Goal of the exercise: Images must not appear in your copy; reproduce every other part of the records exactly.

--- Start Records to use ---

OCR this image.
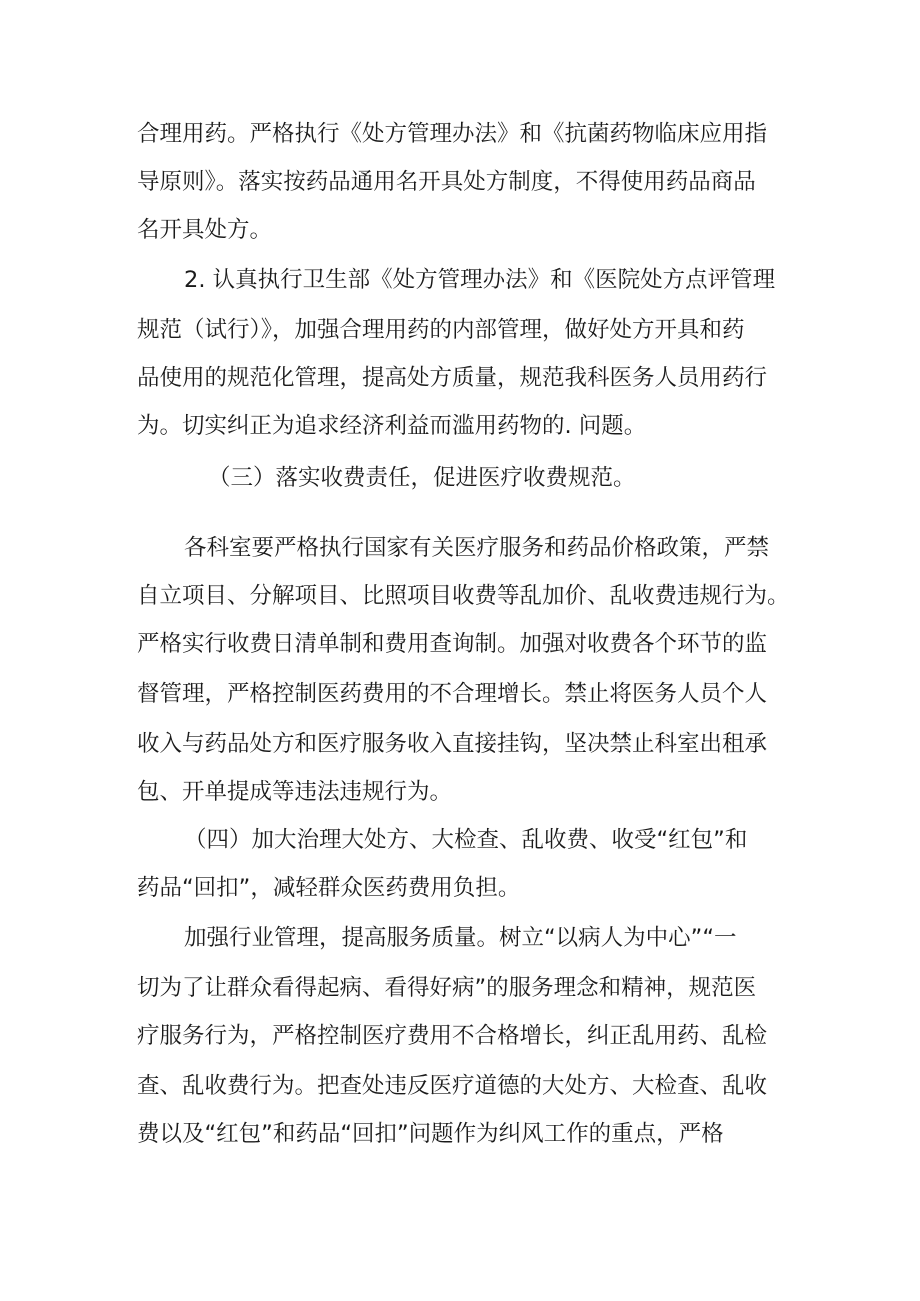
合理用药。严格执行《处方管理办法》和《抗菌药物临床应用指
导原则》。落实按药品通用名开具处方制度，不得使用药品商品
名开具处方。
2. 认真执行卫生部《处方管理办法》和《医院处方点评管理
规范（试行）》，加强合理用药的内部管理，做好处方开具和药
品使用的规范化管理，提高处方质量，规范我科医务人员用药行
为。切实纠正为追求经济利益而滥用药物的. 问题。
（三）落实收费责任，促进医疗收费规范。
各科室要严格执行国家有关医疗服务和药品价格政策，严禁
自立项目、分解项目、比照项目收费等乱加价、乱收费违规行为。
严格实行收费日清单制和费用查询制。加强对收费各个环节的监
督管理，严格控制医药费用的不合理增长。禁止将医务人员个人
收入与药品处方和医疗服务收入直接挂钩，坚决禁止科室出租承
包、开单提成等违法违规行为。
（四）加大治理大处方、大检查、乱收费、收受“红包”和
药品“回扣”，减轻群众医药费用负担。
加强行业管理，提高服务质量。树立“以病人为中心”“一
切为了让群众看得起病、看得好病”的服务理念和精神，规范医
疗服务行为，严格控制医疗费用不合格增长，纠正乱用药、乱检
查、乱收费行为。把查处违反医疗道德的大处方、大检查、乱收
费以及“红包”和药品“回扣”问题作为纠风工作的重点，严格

--- End Records to use ---

The output:
OCR this image.
合理用药。严格执行《处方管理办法》和《抗菌药物临床应用指
导原则》。落实按药品通用名开具处方制度，不得使用药品商品
名开具处方。
2. 认真执行卫生部《处方管理办法》和《医院处方点评管理
规范（试行）》，加强合理用药的内部管理，做好处方开具和药
品使用的规范化管理，提高处方质量，规范我科医务人员用药行
为。切实纠正为追求经济利益而滥用药物的. 问题。
（三）落实收费责任，促进医疗收费规范。
各科室要严格执行国家有关医疗服务和药品价格政策，严禁
自立项目、分解项目、比照项目收费等乱加价、乱收费违规行为。
严格实行收费日清单制和费用查询制。加强对收费各个环节的监
督管理，严格控制医药费用的不合理增长。禁止将医务人员个人
收入与药品处方和医疗服务收入直接挂钩，坚决禁止科室出租承
包、开单提成等违法违规行为。
（四）加大治理大处方、大检查、乱收费、收受“红包”和
药品“回扣”，减轻群众医药费用负担。
加强行业管理，提高服务质量。树立“以病人为中心”“一
切为了让群众看得起病、看得好病”的服务理念和精神，规范医
疗服务行为，严格控制医疗费用不合格增长，纠正乱用药、乱检
查、乱收费行为。把查处违反医疗道德的大处方、大检查、乱收
费以及“红包”和药品“回扣”问题作为纠风工作的重点，严格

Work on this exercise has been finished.